What is needed: Compute how many lines in the entries below contain "Pack", and output nothing but the number.

***

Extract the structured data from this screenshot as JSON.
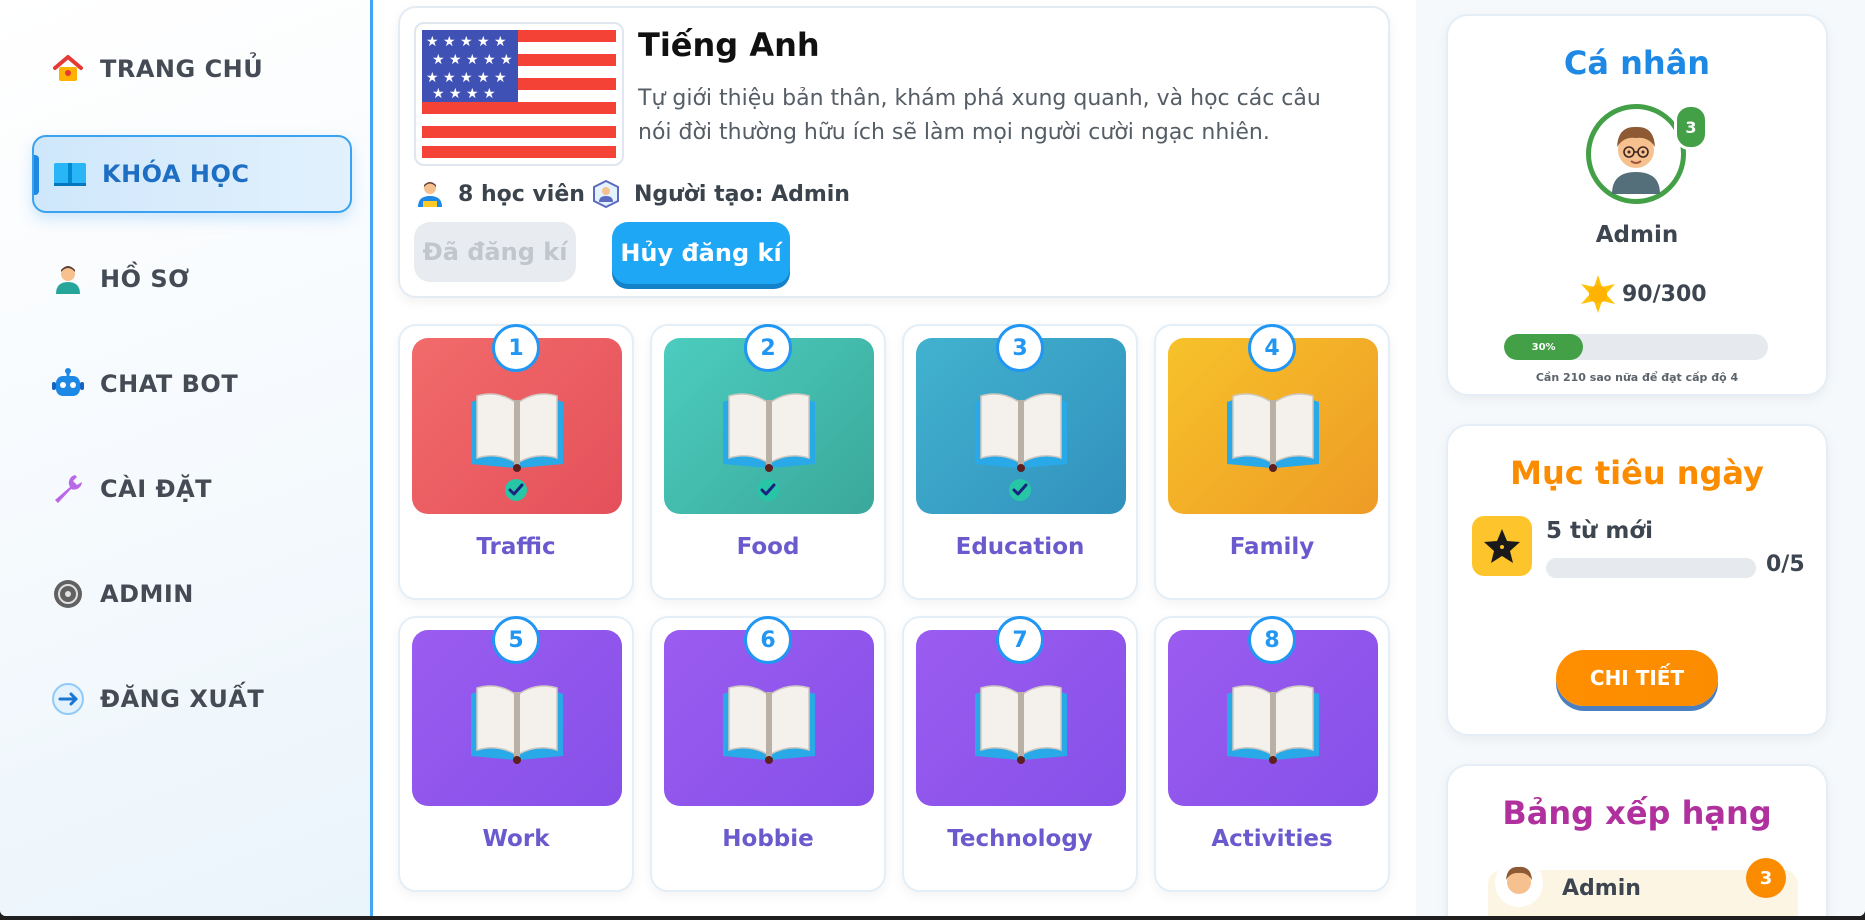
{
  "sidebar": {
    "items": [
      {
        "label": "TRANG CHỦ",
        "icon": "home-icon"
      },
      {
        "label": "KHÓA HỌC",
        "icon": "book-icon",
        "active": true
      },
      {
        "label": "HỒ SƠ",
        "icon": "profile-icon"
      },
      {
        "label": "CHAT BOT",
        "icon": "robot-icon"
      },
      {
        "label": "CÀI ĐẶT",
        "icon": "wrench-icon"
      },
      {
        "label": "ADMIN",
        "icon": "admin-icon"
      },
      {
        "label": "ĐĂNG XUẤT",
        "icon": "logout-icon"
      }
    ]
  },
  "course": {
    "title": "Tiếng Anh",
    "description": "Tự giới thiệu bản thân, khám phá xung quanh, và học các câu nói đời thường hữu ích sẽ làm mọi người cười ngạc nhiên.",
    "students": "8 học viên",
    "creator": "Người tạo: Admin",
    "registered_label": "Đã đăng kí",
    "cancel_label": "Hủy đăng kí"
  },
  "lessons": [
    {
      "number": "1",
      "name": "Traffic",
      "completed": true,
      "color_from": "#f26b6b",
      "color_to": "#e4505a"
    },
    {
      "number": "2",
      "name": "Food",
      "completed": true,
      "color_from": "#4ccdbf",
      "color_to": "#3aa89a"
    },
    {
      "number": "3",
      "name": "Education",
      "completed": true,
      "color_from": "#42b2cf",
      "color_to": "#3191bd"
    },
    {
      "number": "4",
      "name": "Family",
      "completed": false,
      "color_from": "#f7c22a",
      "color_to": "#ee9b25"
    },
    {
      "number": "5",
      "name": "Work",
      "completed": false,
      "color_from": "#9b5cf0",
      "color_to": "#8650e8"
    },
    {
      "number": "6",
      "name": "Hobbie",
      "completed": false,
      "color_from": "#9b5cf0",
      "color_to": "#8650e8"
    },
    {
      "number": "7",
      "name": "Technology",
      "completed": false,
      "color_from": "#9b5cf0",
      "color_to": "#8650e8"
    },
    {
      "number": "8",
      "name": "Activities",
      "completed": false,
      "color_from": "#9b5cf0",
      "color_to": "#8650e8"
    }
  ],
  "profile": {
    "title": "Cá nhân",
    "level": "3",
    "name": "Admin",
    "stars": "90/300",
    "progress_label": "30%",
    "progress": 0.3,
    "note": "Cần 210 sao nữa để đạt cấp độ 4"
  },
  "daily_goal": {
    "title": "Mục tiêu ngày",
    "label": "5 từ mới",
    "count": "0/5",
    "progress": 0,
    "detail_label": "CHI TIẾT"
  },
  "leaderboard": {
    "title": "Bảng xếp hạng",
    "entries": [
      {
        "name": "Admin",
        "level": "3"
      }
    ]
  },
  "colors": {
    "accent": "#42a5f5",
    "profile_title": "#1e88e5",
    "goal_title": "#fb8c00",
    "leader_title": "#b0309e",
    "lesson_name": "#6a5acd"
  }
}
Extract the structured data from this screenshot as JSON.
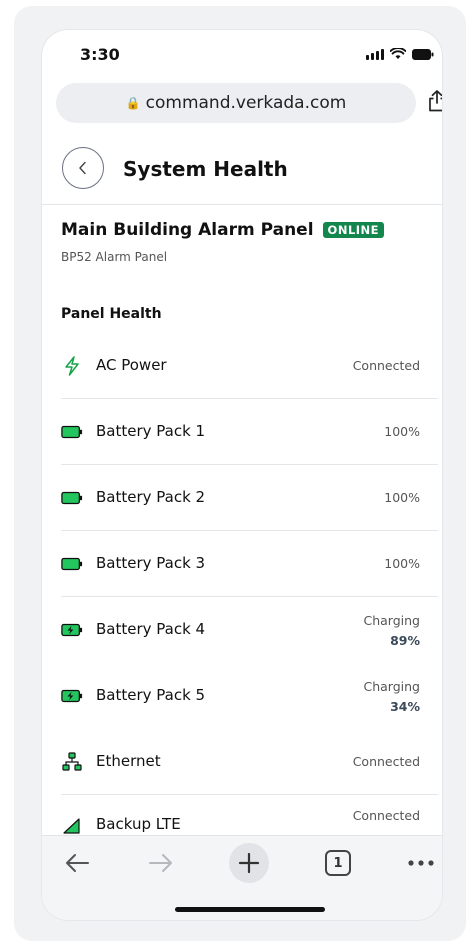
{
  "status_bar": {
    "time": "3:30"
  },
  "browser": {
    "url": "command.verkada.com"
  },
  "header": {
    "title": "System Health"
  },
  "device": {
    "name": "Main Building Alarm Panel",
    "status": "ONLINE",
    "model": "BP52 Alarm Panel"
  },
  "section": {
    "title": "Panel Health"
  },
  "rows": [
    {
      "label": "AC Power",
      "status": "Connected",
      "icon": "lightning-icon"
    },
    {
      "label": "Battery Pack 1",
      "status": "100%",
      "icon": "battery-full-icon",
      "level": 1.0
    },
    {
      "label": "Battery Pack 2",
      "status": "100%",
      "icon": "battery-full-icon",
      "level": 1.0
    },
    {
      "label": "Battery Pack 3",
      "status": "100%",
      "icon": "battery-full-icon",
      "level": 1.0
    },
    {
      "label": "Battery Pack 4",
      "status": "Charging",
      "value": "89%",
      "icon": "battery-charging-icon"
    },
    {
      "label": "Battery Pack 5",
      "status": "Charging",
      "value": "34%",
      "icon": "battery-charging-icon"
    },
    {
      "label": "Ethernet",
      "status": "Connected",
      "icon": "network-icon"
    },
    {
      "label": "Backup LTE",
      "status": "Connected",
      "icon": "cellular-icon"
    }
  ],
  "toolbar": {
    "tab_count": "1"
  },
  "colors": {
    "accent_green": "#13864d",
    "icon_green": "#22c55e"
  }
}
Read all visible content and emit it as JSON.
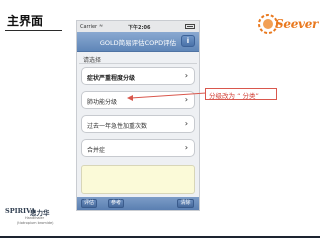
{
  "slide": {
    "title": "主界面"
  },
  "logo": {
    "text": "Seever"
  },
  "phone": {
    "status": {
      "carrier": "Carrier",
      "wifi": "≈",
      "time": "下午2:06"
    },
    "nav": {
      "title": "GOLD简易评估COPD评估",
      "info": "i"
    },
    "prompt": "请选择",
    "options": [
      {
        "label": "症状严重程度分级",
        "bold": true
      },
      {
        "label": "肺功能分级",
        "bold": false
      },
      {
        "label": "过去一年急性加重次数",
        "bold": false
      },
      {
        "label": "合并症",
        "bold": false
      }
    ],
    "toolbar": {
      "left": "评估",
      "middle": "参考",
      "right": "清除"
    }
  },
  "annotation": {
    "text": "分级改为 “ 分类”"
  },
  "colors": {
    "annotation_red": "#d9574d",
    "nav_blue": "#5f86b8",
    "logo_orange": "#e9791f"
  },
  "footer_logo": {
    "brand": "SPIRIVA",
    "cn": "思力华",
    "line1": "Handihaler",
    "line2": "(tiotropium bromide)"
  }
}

***

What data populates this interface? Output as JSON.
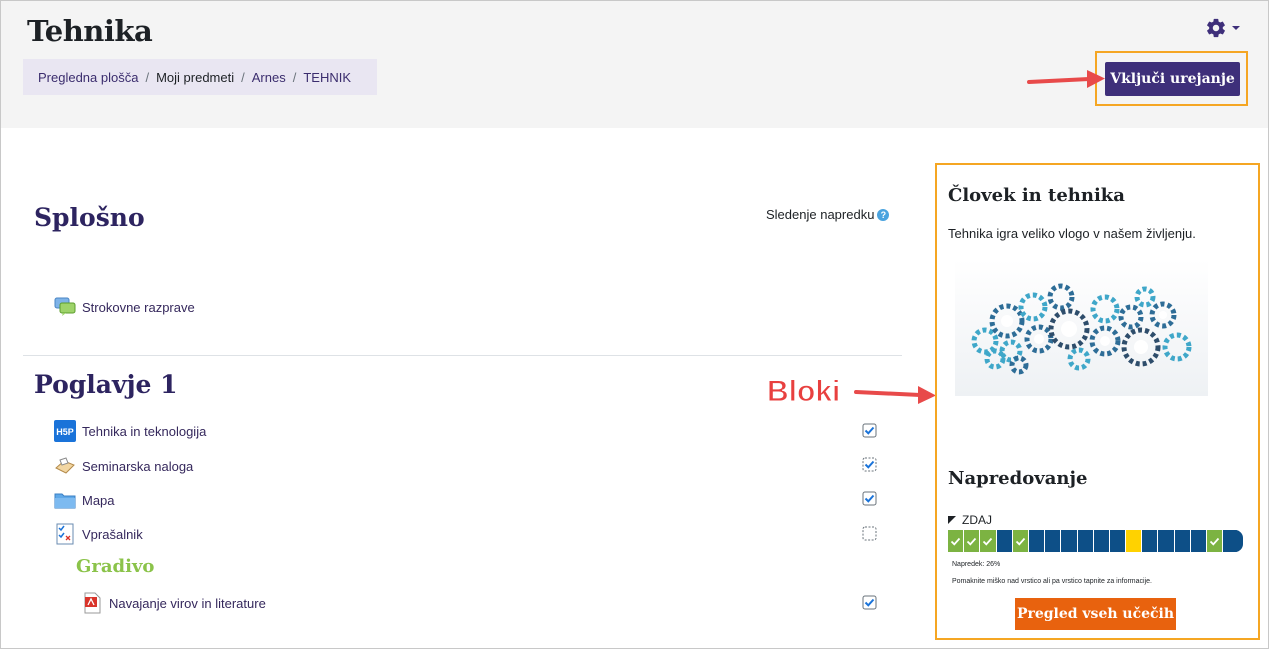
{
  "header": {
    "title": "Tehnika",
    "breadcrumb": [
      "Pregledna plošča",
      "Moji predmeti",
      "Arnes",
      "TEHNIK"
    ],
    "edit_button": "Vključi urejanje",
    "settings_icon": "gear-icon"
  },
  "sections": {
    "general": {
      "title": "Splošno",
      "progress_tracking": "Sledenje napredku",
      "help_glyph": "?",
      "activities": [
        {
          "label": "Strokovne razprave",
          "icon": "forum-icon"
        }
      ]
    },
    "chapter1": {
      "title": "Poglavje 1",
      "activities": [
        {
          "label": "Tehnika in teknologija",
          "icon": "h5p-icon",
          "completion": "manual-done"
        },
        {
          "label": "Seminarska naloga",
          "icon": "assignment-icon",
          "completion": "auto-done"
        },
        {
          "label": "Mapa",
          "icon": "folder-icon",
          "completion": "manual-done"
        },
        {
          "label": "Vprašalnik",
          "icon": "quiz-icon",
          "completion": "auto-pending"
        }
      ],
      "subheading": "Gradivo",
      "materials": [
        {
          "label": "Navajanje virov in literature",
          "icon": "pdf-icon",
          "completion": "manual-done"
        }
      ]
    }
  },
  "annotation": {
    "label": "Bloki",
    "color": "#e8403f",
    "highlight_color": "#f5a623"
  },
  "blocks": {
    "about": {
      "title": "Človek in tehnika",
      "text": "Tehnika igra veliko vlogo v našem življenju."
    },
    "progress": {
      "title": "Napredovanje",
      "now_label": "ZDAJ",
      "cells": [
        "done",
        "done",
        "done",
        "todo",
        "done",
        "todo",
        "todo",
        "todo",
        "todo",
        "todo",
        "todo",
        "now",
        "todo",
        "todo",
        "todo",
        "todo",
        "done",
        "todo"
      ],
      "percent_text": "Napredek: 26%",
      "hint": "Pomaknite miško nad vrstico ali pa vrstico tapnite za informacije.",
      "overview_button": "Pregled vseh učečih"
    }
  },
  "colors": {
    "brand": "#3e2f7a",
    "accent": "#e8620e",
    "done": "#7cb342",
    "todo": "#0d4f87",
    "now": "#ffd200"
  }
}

***

Written reply: 5